* What the exercise asks
Exclude the pictures, then repeat the remaining data exactly.

* The data
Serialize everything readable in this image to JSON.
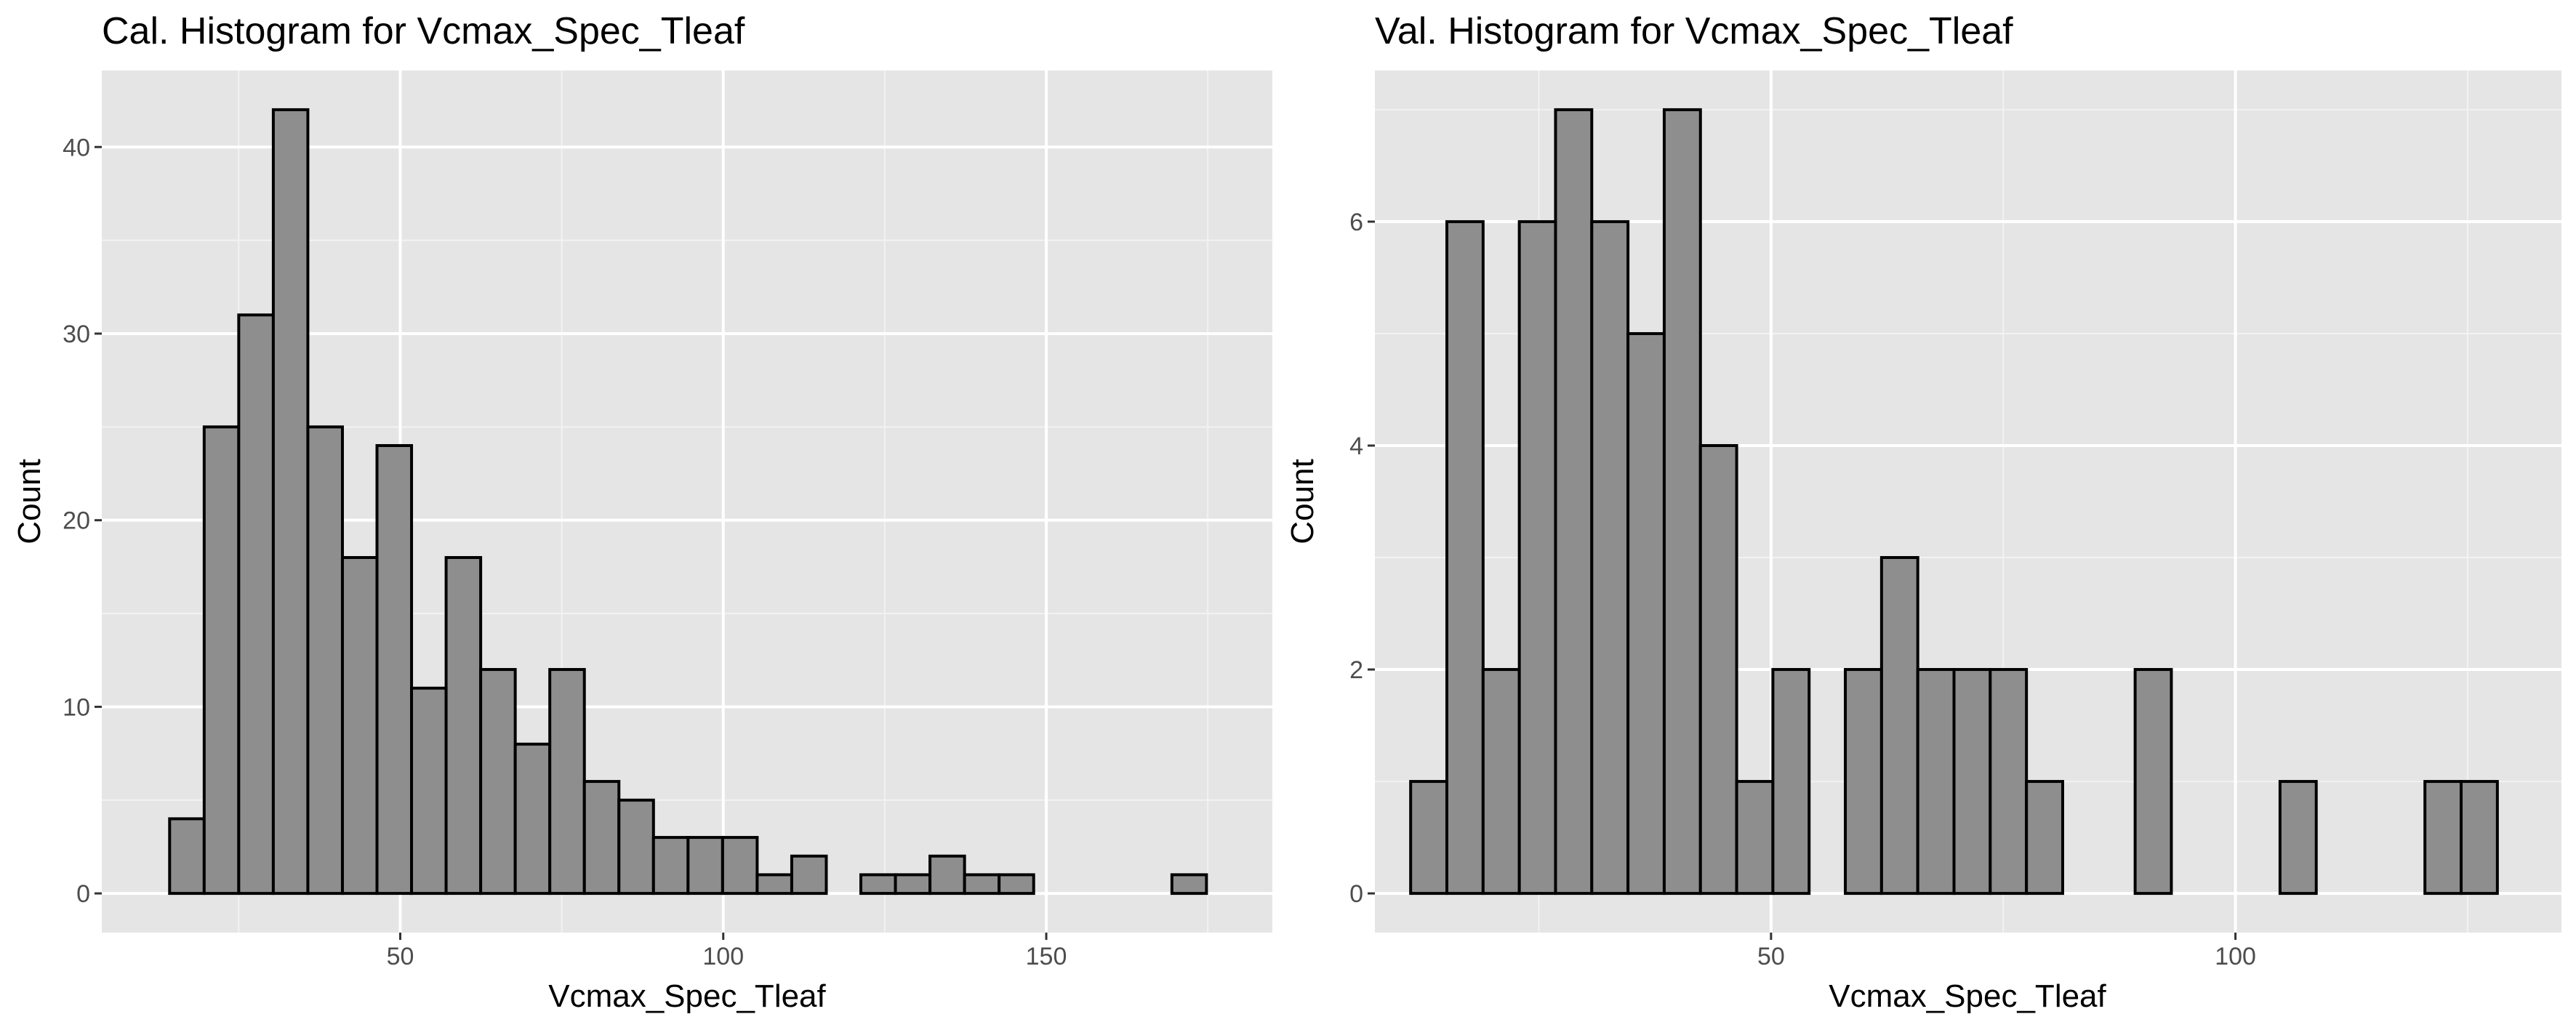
{
  "chart_data": [
    {
      "type": "bar",
      "title": "Cal. Histogram for Vcmax_Spec_Tleaf",
      "xlabel": "Vcmax_Spec_Tleaf",
      "ylabel": "Count",
      "bin_start": 14.3,
      "bin_width": 5.35,
      "values": [
        4,
        25,
        31,
        42,
        25,
        18,
        24,
        11,
        18,
        12,
        8,
        12,
        6,
        5,
        3,
        3,
        3,
        1,
        2,
        0,
        1,
        1,
        2,
        1,
        1,
        0,
        0,
        0,
        0,
        1
      ],
      "xlim": [
        3.8,
        185
      ],
      "ylim": [
        -2.1,
        44.1
      ],
      "x_ticks": [
        50,
        100,
        150
      ],
      "x_tick_labels": [
        "50",
        "100",
        "150"
      ],
      "y_ticks": [
        0,
        10,
        20,
        30,
        40
      ],
      "y_tick_labels": [
        "0",
        "10",
        "20",
        "30",
        "40"
      ],
      "grid": true,
      "fill_color": "#8e8e8e",
      "edge_color": "#000000",
      "panel_color": "#e5e5e5"
    },
    {
      "type": "bar",
      "title": "Val. Histogram for Vcmax_Spec_Tleaf",
      "xlabel": "Vcmax_Spec_Tleaf",
      "ylabel": "Count",
      "bin_start": 11.2,
      "bin_width": 3.9,
      "values": [
        1,
        6,
        2,
        6,
        7,
        6,
        5,
        7,
        4,
        1,
        2,
        0,
        2,
        3,
        2,
        2,
        2,
        1,
        0,
        0,
        2,
        0,
        0,
        0,
        1,
        0,
        0,
        0,
        1,
        1
      ],
      "xlim": [
        7.35,
        135.1
      ],
      "ylim": [
        -0.35,
        7.35
      ],
      "x_ticks": [
        50,
        100
      ],
      "x_tick_labels": [
        "50",
        "100"
      ],
      "y_ticks": [
        0,
        2,
        4,
        6
      ],
      "y_tick_labels": [
        "0",
        "2",
        "4",
        "6"
      ],
      "grid": true,
      "fill_color": "#8e8e8e",
      "edge_color": "#000000",
      "panel_color": "#e5e5e5"
    }
  ]
}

* Solution to the exercise
Serialize everything readable in this image to JSON.
{
  "chart_data": [
    {
      "type": "bar",
      "title": "Cal. Histogram for Vcmax_Spec_Tleaf",
      "xlabel": "Vcmax_Spec_Tleaf",
      "ylabel": "Count",
      "bin_start": 14.3,
      "bin_width": 5.35,
      "values": [
        4,
        25,
        31,
        42,
        25,
        18,
        24,
        11,
        18,
        12,
        8,
        12,
        6,
        5,
        3,
        3,
        3,
        1,
        2,
        0,
        1,
        1,
        2,
        1,
        1,
        0,
        0,
        0,
        0,
        1
      ],
      "xlim": [
        3.8,
        185
      ],
      "ylim": [
        -2.1,
        44.1
      ],
      "x_ticks": [
        50,
        100,
        150
      ],
      "x_tick_labels": [
        "50",
        "100",
        "150"
      ],
      "y_ticks": [
        0,
        10,
        20,
        30,
        40
      ],
      "y_tick_labels": [
        "0",
        "10",
        "20",
        "30",
        "40"
      ],
      "grid": true,
      "fill_color": "#8e8e8e",
      "edge_color": "#000000",
      "panel_color": "#e5e5e5"
    },
    {
      "type": "bar",
      "title": "Val. Histogram for Vcmax_Spec_Tleaf",
      "xlabel": "Vcmax_Spec_Tleaf",
      "ylabel": "Count",
      "bin_start": 11.2,
      "bin_width": 3.9,
      "values": [
        1,
        6,
        2,
        6,
        7,
        6,
        5,
        7,
        4,
        1,
        2,
        0,
        2,
        3,
        2,
        2,
        2,
        1,
        0,
        0,
        2,
        0,
        0,
        0,
        1,
        0,
        0,
        0,
        1,
        1
      ],
      "xlim": [
        7.35,
        135.1
      ],
      "ylim": [
        -0.35,
        7.35
      ],
      "x_ticks": [
        50,
        100
      ],
      "x_tick_labels": [
        "50",
        "100"
      ],
      "y_ticks": [
        0,
        2,
        4,
        6
      ],
      "y_tick_labels": [
        "0",
        "2",
        "4",
        "6"
      ],
      "grid": true,
      "fill_color": "#8e8e8e",
      "edge_color": "#000000",
      "panel_color": "#e5e5e5"
    }
  ]
}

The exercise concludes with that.